Saved entries
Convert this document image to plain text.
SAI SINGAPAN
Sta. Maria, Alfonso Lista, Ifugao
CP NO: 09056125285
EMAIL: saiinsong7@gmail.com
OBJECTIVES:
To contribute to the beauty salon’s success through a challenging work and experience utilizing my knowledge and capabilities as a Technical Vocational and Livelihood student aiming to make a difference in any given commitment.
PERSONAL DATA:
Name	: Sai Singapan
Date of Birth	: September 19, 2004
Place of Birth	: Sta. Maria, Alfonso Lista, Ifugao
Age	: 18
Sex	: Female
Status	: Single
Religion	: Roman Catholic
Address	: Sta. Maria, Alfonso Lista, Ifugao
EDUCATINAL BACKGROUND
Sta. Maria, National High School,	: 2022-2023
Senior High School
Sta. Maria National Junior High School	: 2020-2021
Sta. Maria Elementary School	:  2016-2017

▸ Your task: Identify the lines in the entries above that contain "Birth", then copy them out.

▸ Task response:
Date of Birth	: September 19, 2004
Place of Birth	: Sta. Maria, Alfonso Lista, Ifugao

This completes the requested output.